== Requirements ==
Output all records precisely as written.

· · · ·

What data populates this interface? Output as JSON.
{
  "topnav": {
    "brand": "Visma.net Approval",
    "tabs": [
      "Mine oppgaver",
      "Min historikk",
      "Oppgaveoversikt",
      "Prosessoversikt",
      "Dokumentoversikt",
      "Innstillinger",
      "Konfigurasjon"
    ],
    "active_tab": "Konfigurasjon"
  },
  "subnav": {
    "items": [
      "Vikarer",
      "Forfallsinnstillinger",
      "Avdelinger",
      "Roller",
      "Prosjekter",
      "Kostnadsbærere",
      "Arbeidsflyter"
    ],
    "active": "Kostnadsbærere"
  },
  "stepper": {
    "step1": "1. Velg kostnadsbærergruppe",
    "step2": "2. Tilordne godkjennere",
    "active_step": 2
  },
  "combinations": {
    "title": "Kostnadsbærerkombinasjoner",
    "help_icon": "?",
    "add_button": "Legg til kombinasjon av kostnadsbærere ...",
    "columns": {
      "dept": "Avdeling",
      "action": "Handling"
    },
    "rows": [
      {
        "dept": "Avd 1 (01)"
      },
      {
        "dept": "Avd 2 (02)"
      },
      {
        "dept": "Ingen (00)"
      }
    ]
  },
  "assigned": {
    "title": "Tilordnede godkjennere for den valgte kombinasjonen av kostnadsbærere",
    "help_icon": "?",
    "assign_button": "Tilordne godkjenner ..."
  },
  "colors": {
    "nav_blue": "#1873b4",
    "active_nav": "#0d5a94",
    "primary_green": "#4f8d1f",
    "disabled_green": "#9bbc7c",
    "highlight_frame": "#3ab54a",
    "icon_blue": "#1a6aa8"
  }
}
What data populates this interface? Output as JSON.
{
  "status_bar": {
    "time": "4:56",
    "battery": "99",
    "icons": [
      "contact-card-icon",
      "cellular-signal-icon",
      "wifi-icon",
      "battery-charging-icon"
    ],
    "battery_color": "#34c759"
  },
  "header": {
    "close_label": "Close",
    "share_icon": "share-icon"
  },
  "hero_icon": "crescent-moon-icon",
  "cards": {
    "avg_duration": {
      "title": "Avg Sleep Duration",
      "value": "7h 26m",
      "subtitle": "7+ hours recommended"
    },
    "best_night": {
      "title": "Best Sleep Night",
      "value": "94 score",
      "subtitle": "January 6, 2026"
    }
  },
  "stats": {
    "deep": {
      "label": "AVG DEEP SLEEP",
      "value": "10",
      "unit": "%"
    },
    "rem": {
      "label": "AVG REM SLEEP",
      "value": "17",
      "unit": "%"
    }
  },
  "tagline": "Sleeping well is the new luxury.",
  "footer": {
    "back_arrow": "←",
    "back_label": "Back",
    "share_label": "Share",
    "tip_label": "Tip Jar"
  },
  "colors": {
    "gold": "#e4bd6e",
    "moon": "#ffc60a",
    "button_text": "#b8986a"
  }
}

· · · ·

== Solution to the problem ==
What data populates this interface? Output as JSON.
{
  "topnav": {
    "brand": "Visma.net Approval",
    "tabs": [
      "Mine oppgaver",
      "Min historikk",
      "Oppgaveoversikt",
      "Prosessoversikt",
      "Dokumentoversikt",
      "Innstillinger",
      "Konfigurasjon"
    ],
    "active_tab": "Konfigurasjon"
  },
  "subnav": {
    "items": [
      "Vikarer",
      "Forfallsinnstillinger",
      "Avdelinger",
      "Roller",
      "Prosjekter",
      "Kostnadsbærere",
      "Arbeidsflyter"
    ],
    "active": "Kostnadsbærere"
  },
  "stepper": {
    "step1": "1. Velg kostnadsbærergruppe",
    "step2": "2. Tilordne godkjennere",
    "active_step": 2
  },
  "combinations": {
    "title": "Kostnadsbærerkombinasjoner",
    "help_icon": "?",
    "add_button": "Legg til kombinasjon av kostnadsbærere ...",
    "columns": {
      "dept": "Avdeling",
      "action": "Handling"
    },
    "rows": [
      {
        "dept": "Avd 1 (01)"
      },
      {
        "dept": "Avd 2 (02)"
      },
      {
        "dept": "Ingen (00)"
      }
    ]
  },
  "assigned": {
    "title": "Tilordnede godkjennere for den valgte kombinasjonen av kostnadsbærere",
    "help_icon": "?",
    "assign_button": "Tilordne godkjenner ..."
  },
  "colors": {
    "nav_blue": "#1873b4",
    "active_nav": "#0d5a94",
    "primary_green": "#4f8d1f",
    "disabled_green": "#9bbc7c",
    "highlight_frame": "#3ab54a",
    "icon_blue": "#1a6aa8"
  }
}
What data populates this interface? Output as JSON.
{
  "status_bar": {
    "time": "4:56",
    "battery": "99",
    "icons": [
      "contact-card-icon",
      "cellular-signal-icon",
      "wifi-icon",
      "battery-charging-icon"
    ],
    "battery_color": "#34c759"
  },
  "header": {
    "close_label": "Close",
    "share_icon": "share-icon"
  },
  "hero_icon": "crescent-moon-icon",
  "cards": {
    "avg_duration": {
      "title": "Avg Sleep Duration",
      "value": "7h 26m",
      "subtitle": "7+ hours recommended"
    },
    "best_night": {
      "title": "Best Sleep Night",
      "value": "94 score",
      "subtitle": "January 6, 2026"
    }
  },
  "stats": {
    "deep": {
      "label": "AVG DEEP SLEEP",
      "value": "10",
      "unit": "%"
    },
    "rem": {
      "label": "AVG REM SLEEP",
      "value": "17",
      "unit": "%"
    }
  },
  "tagline": "Sleeping well is the new luxury.",
  "footer": {
    "back_arrow": "←",
    "back_label": "Back",
    "share_label": "Share",
    "tip_label": "Tip Jar"
  },
  "colors": {
    "gold": "#e4bd6e",
    "moon": "#ffc60a",
    "button_text": "#b8986a"
  }
}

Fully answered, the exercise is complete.